# OBJECTIVE
From the listing below, copy every line with the word "color".

# LISTED RECORDS
— START —

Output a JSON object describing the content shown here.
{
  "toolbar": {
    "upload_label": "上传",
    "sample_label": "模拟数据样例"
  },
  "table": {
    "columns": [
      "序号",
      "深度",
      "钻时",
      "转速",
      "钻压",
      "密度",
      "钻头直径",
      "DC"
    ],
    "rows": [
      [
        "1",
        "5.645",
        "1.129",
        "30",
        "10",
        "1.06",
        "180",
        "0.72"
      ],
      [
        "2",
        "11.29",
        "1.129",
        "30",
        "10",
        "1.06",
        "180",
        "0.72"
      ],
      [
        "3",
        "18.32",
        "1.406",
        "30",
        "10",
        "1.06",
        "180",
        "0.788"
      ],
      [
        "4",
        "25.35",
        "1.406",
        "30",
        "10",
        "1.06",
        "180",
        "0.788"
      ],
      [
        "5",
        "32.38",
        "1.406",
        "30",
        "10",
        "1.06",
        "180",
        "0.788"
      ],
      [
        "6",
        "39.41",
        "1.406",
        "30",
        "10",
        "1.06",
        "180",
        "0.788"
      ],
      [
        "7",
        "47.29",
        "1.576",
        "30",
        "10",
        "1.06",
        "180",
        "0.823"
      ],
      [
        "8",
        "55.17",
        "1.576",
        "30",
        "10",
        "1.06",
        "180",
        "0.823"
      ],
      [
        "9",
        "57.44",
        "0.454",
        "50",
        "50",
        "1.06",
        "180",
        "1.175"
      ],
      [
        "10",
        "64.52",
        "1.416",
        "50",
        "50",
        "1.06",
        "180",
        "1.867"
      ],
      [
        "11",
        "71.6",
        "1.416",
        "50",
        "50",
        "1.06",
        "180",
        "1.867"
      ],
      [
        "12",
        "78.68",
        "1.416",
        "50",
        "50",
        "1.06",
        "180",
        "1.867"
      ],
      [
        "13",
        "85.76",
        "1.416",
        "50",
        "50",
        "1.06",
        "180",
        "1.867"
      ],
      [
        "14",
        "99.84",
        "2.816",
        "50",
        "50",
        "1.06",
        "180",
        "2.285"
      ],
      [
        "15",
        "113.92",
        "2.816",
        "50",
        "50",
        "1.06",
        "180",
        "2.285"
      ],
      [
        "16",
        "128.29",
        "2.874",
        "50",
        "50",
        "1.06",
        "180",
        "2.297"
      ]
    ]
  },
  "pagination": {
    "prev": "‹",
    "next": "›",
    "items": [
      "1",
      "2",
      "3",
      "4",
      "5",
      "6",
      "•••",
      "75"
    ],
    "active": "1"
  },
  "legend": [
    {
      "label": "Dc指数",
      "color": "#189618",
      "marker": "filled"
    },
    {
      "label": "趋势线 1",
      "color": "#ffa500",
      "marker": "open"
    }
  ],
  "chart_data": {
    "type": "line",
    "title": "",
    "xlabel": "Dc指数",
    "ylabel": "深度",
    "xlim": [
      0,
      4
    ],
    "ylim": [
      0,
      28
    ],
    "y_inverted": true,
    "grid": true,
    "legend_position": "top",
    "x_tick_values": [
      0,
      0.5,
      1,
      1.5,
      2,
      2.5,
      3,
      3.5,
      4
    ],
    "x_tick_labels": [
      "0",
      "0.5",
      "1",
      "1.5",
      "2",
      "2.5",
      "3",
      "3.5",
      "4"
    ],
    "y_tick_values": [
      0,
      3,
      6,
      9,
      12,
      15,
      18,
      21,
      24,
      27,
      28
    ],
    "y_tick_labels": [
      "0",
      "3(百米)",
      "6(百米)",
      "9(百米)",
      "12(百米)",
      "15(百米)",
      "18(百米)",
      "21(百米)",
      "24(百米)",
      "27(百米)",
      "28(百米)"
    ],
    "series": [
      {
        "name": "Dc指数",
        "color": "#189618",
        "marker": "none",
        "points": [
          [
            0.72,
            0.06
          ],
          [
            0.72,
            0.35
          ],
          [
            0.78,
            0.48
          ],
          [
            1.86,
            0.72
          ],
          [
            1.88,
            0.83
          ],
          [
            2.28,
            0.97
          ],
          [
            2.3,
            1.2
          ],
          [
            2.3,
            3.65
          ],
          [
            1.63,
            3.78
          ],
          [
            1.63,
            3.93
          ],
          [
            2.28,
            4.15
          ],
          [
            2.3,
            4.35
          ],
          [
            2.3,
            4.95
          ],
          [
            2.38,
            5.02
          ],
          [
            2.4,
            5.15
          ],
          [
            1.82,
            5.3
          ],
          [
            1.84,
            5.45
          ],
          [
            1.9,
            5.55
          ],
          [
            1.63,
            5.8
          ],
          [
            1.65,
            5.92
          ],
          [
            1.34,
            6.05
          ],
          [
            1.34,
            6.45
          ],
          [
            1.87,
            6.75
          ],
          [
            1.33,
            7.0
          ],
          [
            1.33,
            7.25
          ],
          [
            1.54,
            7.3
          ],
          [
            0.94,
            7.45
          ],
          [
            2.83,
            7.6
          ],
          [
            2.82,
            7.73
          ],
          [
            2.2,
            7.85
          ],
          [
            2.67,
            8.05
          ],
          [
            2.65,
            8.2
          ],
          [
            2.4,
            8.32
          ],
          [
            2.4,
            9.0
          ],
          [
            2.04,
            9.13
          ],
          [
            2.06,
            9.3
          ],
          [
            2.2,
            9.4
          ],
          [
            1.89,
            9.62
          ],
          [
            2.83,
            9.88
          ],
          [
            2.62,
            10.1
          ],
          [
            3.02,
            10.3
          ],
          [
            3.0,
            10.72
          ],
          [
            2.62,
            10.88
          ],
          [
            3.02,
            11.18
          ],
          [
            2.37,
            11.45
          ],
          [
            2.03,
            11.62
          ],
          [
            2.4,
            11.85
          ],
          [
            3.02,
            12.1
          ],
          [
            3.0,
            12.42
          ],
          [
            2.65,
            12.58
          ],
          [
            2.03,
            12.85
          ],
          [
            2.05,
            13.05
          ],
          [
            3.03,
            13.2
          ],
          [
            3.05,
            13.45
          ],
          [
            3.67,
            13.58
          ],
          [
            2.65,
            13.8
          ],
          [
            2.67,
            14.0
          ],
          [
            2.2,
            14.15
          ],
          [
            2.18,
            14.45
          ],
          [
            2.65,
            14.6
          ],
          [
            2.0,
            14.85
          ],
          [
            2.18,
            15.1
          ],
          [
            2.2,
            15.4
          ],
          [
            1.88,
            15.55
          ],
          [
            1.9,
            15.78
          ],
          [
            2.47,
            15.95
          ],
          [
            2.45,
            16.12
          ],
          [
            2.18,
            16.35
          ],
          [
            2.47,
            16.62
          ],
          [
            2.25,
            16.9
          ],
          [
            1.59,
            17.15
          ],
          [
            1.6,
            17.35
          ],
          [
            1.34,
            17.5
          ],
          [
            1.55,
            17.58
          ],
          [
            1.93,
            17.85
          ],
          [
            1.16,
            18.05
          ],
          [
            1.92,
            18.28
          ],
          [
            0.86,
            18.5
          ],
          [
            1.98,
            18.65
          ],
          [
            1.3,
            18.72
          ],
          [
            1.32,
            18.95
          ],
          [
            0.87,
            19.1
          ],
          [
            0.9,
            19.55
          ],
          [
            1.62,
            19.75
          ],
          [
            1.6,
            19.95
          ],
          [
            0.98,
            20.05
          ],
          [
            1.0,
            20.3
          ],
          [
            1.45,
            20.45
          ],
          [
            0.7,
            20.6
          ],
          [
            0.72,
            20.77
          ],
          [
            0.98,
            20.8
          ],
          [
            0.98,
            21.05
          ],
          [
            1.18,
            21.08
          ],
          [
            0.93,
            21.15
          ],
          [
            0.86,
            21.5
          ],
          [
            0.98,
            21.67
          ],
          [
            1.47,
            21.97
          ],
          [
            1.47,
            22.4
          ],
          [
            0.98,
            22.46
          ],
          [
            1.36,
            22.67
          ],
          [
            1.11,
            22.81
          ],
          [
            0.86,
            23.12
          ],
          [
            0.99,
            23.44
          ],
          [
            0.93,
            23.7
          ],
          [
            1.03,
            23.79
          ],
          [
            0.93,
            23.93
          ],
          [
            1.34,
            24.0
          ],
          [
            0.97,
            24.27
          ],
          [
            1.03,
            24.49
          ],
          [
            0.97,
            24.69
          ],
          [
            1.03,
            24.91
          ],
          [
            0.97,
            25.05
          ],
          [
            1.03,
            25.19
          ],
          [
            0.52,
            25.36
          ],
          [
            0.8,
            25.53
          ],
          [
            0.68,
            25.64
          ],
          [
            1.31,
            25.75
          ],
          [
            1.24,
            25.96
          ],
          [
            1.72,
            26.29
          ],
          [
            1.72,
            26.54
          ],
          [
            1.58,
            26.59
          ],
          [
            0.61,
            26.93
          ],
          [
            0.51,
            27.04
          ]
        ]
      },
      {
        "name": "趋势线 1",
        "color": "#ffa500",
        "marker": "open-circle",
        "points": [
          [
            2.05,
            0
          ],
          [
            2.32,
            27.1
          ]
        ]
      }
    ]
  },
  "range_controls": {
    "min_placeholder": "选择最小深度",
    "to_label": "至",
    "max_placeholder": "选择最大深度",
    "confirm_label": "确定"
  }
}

— END —

# REPLY
      "color": "#189618",
      "color": "#ffa500",
        "color": "#189618",
        "color": "#ffa500",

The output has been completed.